# [SOURCE EXCERPT]
◇ ◇ ◇ ◇ ◇

PLEASE link to where to order the book!

Finally! I’d really like to read this book. Gender-bias (specifically the preference and impunity of males) is quite pervasive in Palestinian culture and Arab cultures in general. As a Palestinian-American female it’s something I have witnessed and been angered by for many years of my life. Outsiders frequently attribute it to Islam, and while Islam is a male-dominated religion, it doesn’t condone many of the misogynistic practices in Palestinian and other Arab cultures. I hope this book can be an impetus for dialogue in the Palestinian community (diaspora and otherwise) to reform the stark and outrageous sexism that exists in Arab culture. I haven’t read this book but I doubt the misogyny of the male characters in this novel is “a tad over-wrought”. Men in the Arab world get away with the most morally reprehensible conduct imaginable frequently at a woman’s expense, simply because they are men. The author of this blog post needs to recognize his Arab male privilege and realize that to many Arab women, Arab men are just as vile as Zionists if not more so. Hence, why Zionism “nearly loses its violent edge in comparison” to Arab patriarchy. This is not to sugar-coat Zionism, but to assert the fact that Palestinian women experience a double-oppression: within their own misogynistic culture and at the hands of Zionists.

Palestinians have every right to their land. The status of women throughout the Arab world, however, is tough to witness. It provides fodder for their oppressors.

◇ ◇ ◇ ◇ ◇

# [GIVEN ENTRIES]
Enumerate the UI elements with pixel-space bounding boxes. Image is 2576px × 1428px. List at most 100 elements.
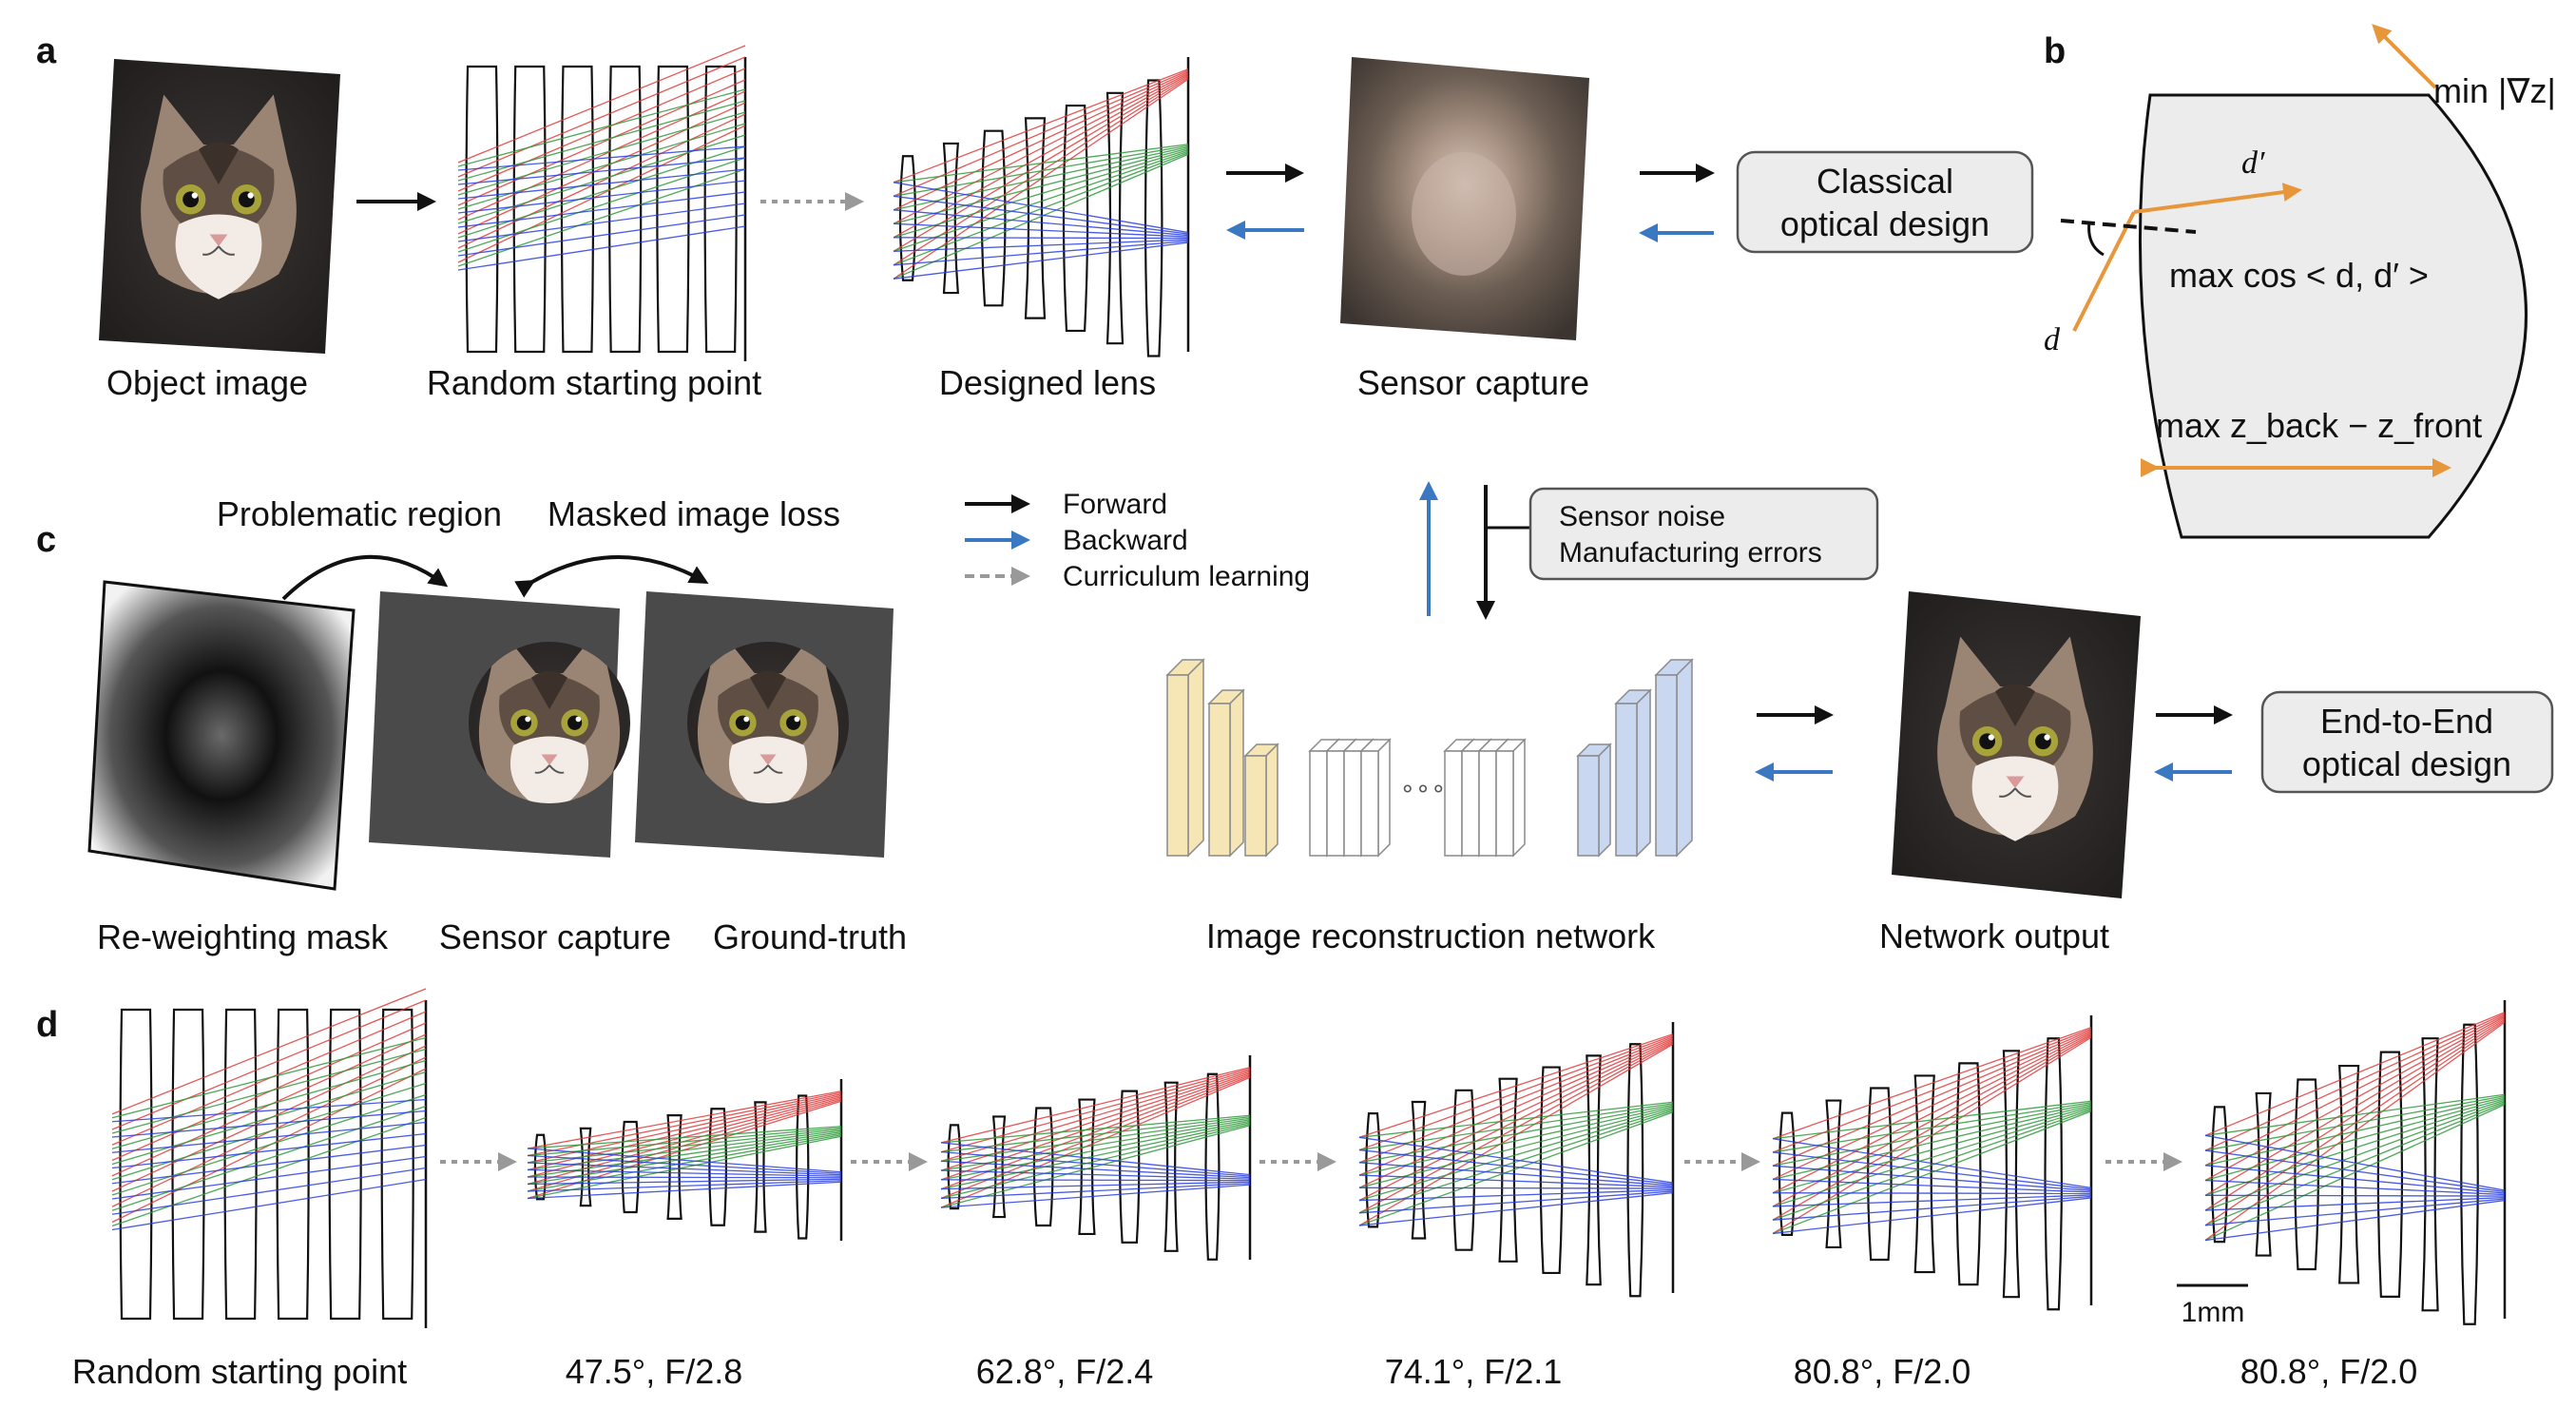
lens-designed (893, 57, 1190, 357)
ray (111, 1121, 427, 1153)
d-prime-label: d′ (2241, 145, 2265, 181)
ray (111, 1071, 427, 1166)
ray (1358, 1110, 1674, 1214)
e2e-design-box: End-to-End optical design (2260, 690, 2554, 794)
ray (457, 180, 746, 214)
ray (893, 182, 1189, 234)
ray (527, 1148, 842, 1173)
noise-line1: Sensor noise (1559, 501, 1725, 532)
ray (111, 1048, 427, 1134)
ray (2204, 1198, 2506, 1226)
bottleneck-block (1360, 750, 1379, 857)
ray (1358, 1111, 1674, 1226)
classical-design-line1: Classical (1817, 162, 1953, 201)
bottleneck-block-side (1512, 738, 1526, 858)
ray (893, 146, 1189, 211)
ray (940, 1142, 1251, 1176)
panel-letter-c: c (36, 520, 56, 560)
ray (2204, 1149, 2506, 1193)
lens-element (942, 142, 959, 295)
panel-letter-d: d (36, 1005, 58, 1045)
ray (527, 1154, 842, 1174)
ray (457, 168, 746, 267)
ray (2204, 1099, 2506, 1196)
ray (1772, 1178, 2092, 1193)
ray (1772, 1108, 2092, 1207)
ray (111, 1098, 427, 1123)
bottleneck-block (1326, 750, 1345, 857)
lens-element (608, 65, 643, 354)
ray (893, 144, 1189, 183)
ray (1358, 1174, 1674, 1188)
bottleneck-block (1461, 750, 1480, 857)
ray (457, 79, 746, 206)
masked-loss-label: Masked image loss (548, 494, 840, 533)
ray (1358, 1136, 1674, 1184)
ray (893, 237, 1189, 240)
ray (527, 1129, 842, 1164)
ray (2204, 1134, 2506, 1191)
ray (2204, 1013, 2506, 1151)
ray (111, 1082, 427, 1181)
designed-lens-label: Designed lens (939, 363, 1156, 402)
lens-element (2002, 1050, 2021, 1299)
ray (1358, 1104, 1674, 1164)
encoder-block (1244, 755, 1267, 857)
decoder-block (1577, 755, 1600, 857)
incident-ray-d (2072, 211, 2136, 332)
network-output-label: Network output (1879, 917, 2109, 955)
ray (1358, 1148, 1674, 1186)
ray (457, 100, 746, 182)
ray (1358, 1034, 1674, 1151)
ray (111, 1116, 427, 1227)
reweighting-mask (87, 580, 356, 891)
ray (457, 68, 746, 192)
ray (2204, 1165, 2506, 1194)
ray (527, 1168, 842, 1177)
ray (2204, 1194, 2506, 1197)
stage-label-4: 80.8°, F/2.0 (1794, 1352, 1971, 1391)
lens-random-start (457, 45, 747, 361)
ray (457, 113, 746, 249)
ray (893, 149, 1189, 239)
ray (2204, 1093, 2506, 1136)
encoder-block-side (1265, 743, 1278, 858)
lens-element (1163, 1081, 1179, 1252)
encoder-block (1166, 674, 1189, 857)
stage-label-5: 80.8°, F/2.0 (2240, 1352, 2418, 1391)
ray (1358, 1101, 1674, 1138)
decoder-block (1615, 703, 1638, 857)
ray (457, 90, 746, 221)
ray (111, 999, 427, 1130)
ray (940, 1117, 1251, 1163)
ray (893, 71, 1189, 211)
sensor-capture-label-c: Sensor capture (439, 917, 671, 956)
ray (527, 1176, 842, 1179)
ray (111, 1178, 427, 1231)
reweighting-mask-label: Re-weighting mask (97, 917, 389, 956)
ray (940, 1160, 1251, 1179)
ray (527, 1178, 842, 1186)
e2e-line1: End-to-End (2320, 702, 2493, 741)
ray (940, 1183, 1251, 1200)
legend-backward: Backward (1063, 525, 1188, 556)
ray (940, 1120, 1251, 1181)
ray (1358, 1162, 1674, 1187)
lens-evolution-row (111, 988, 2507, 1328)
ray (1772, 1032, 2092, 1194)
gradient-arrow (2372, 24, 2437, 89)
ray (893, 72, 1189, 224)
ray (111, 1155, 427, 1200)
angle-arc (2087, 221, 2105, 257)
ray (111, 988, 427, 1115)
ray (1772, 1194, 2092, 1207)
ray (893, 153, 1189, 280)
ray (527, 1131, 842, 1178)
sensor-capture-label-a: Sensor capture (1357, 363, 1589, 402)
lens-element (119, 1008, 153, 1321)
lens-element (1024, 117, 1047, 319)
ray (893, 69, 1189, 197)
refracted-ray-d-prime (2133, 183, 2302, 214)
ellipsis-dots: ∘∘∘ (1400, 774, 1447, 802)
ray (527, 1181, 842, 1200)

◇ ◇ ◇ ◇ ◇

# [GOAL 1]
Sum up the comment on gender bias in Palestinian culture in three sentences.
# [GOAL 2]
Print the stretch of the comment on gender bias in Palestinian culture from "Palestinians have every" through "for their oppressors.".

# [EXPECTED ANSWER 1]
The writer, a Palestinian-American woman eager to read the book, says that gender bias favoring men is pervasive in Palestinian and Arab cultures and that outsiders blame Islam, though Islam doesn't condone many of these misogynistic practices. She hopes the book sparks dialogue toward reform and disputes the blog author's view that the male characters' misogyny is "a tad over-wrought," arguing that Palestinian women face a double oppression, from their own culture and from Zionists. A closing note affirms that Palestinians have every right to their land but says the status of women in the Arab world is tough to witness and gives their oppressors fodder.

# [EXPECTED ANSWER 2]
Palestinians have every right to their land. The status of women throughout the Arab world, however, is tough to witness. It provides fodder for their oppressors.